### Job
Which lines have the string "novembre"? Copy all of them from the entries below.

___

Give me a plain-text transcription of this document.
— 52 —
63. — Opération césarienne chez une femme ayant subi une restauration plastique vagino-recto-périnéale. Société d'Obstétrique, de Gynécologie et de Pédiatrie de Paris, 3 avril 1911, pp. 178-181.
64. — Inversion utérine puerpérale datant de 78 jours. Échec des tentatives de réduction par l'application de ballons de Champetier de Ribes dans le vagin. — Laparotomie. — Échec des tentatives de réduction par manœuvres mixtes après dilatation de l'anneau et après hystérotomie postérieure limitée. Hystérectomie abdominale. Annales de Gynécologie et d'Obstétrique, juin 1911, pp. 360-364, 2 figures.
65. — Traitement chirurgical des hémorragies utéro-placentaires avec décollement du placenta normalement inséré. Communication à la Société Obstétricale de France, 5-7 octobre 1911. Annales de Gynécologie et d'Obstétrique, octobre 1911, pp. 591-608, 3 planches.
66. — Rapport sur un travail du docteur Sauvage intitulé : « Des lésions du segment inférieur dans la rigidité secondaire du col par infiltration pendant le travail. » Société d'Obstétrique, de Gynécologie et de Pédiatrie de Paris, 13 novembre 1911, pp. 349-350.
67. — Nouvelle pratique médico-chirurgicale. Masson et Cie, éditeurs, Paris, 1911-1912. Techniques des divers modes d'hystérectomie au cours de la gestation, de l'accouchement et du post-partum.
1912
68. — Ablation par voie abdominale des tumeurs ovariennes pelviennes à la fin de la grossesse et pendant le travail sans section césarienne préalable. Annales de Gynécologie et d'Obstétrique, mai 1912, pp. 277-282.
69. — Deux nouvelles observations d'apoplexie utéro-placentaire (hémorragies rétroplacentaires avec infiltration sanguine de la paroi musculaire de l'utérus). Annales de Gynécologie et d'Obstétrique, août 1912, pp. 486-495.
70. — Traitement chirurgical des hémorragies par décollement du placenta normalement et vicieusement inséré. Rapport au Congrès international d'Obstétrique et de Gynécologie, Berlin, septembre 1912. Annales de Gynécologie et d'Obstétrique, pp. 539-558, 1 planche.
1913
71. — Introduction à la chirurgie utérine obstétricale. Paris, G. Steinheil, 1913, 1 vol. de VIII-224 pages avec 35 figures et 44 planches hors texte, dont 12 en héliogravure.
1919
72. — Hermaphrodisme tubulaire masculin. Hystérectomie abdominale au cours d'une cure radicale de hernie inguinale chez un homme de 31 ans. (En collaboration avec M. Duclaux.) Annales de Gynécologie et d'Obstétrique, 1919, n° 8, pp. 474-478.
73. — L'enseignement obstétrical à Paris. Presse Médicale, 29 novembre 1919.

___

### The answer
66. — Rapport sur un travail du docteur Sauvage intitulé : « Des lésions du segment inférieur dans la rigidité secondaire du col par infiltration pendant le travail. » Société d'Obstétrique, de Gynécologie et de Pédiatrie de Paris, 13 novembre 1911, pp. 349-350.
73. — L'enseignement obstétrical à Paris. Presse Médicale, 29 novembre 1919.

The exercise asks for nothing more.